**Exercise**
Where a line contains the word "geschlossen", copy that line in full.
--- begin ---
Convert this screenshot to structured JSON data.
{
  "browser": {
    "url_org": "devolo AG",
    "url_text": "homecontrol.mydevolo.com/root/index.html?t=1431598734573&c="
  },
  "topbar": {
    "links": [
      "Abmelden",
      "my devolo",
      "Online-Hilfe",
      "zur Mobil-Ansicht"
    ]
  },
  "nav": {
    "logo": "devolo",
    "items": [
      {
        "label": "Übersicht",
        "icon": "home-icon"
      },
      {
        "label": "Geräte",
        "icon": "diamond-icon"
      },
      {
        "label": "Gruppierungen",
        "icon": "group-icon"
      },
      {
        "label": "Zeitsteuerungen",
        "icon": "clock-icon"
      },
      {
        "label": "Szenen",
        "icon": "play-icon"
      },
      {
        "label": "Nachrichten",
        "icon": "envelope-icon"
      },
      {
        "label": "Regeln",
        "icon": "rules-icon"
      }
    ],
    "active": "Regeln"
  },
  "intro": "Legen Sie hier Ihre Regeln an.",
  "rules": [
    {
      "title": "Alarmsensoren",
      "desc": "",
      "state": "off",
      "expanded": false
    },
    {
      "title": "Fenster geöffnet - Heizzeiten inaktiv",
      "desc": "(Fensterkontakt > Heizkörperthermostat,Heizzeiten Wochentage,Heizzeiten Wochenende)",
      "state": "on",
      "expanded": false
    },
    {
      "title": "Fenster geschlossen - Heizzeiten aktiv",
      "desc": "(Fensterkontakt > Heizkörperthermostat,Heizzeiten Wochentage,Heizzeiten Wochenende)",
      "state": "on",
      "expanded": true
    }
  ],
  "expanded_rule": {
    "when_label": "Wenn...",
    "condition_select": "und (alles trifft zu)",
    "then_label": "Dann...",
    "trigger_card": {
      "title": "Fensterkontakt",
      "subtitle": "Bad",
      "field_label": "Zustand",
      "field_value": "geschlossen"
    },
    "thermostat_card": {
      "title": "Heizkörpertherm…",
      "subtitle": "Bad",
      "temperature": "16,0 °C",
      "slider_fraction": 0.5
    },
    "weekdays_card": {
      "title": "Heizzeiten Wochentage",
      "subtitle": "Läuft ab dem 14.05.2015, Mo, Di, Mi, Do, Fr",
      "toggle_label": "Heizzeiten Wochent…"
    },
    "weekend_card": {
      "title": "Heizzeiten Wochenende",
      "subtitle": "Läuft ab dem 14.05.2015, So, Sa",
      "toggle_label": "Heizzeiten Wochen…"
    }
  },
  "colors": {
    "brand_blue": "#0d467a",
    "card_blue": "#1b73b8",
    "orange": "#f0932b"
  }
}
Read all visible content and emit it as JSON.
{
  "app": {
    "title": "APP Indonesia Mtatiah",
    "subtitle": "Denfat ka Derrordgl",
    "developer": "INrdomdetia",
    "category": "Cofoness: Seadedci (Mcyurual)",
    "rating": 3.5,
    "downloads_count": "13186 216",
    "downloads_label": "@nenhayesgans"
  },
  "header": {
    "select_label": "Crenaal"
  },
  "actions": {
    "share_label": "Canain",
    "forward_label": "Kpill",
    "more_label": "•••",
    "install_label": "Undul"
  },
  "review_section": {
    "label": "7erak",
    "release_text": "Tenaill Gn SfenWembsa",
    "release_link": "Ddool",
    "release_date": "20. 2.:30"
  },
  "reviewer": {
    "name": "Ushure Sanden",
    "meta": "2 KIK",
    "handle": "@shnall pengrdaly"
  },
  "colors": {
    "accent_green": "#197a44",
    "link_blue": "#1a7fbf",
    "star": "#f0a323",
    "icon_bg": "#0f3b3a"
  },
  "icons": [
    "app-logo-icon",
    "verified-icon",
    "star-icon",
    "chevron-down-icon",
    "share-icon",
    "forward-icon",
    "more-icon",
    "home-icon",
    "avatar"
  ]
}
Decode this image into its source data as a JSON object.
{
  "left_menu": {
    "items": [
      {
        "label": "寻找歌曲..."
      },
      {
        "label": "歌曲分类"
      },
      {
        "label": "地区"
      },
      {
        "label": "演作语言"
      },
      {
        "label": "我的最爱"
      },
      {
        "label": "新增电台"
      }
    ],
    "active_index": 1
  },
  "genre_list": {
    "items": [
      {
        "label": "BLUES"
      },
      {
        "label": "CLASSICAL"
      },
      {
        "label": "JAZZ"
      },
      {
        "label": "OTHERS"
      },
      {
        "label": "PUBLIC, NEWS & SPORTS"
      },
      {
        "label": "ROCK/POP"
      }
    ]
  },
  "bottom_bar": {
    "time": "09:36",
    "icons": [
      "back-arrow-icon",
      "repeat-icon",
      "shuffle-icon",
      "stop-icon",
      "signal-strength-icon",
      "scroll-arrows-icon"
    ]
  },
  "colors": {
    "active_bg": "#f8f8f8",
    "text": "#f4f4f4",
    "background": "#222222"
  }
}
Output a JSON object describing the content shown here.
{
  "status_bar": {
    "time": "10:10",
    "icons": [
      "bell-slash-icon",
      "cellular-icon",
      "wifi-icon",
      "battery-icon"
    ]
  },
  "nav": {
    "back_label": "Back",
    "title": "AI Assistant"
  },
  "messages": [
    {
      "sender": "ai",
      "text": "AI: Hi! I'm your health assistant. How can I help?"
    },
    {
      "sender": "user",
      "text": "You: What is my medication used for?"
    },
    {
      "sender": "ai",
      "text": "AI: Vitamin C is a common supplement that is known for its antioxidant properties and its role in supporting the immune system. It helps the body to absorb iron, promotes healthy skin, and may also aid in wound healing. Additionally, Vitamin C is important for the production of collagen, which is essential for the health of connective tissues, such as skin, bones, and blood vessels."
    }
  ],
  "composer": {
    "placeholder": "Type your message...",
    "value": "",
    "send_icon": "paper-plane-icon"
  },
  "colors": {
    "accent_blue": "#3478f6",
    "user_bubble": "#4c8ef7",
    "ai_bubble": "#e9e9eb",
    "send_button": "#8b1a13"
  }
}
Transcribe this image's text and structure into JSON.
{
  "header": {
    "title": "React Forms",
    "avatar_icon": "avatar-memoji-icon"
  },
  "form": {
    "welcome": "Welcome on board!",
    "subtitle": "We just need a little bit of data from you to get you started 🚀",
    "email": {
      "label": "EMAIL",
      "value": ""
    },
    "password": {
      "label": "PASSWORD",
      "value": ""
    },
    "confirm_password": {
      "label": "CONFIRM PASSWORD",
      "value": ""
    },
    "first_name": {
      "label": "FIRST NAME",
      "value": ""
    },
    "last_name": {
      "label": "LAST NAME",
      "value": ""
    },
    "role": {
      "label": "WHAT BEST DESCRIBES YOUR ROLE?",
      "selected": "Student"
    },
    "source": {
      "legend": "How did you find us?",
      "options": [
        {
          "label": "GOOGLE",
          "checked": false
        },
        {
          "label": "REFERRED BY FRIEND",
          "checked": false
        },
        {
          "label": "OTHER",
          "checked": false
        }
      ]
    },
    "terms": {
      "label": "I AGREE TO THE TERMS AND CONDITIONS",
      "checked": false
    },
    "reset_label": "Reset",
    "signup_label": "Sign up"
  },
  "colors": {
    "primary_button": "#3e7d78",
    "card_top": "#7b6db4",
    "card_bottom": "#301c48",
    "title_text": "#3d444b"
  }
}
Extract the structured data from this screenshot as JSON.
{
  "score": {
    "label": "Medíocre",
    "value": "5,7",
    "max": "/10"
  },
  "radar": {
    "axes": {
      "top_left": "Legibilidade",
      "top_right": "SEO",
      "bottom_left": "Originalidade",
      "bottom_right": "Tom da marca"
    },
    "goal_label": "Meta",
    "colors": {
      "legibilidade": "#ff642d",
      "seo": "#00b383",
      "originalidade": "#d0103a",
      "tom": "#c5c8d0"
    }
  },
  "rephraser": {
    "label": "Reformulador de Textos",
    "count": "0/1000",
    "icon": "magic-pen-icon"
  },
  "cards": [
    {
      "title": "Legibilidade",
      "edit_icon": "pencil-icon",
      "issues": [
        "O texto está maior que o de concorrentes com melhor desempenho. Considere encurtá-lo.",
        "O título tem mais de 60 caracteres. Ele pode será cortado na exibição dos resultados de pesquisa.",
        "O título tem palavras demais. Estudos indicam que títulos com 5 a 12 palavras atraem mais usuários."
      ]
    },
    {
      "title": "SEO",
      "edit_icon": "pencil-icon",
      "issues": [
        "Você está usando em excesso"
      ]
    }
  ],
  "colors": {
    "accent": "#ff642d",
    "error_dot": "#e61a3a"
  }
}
--- end ---
**Solved exercise**
      "title": "Fenster geschlossen - Heizzeiten aktiv",
      "field_value": "geschlossen"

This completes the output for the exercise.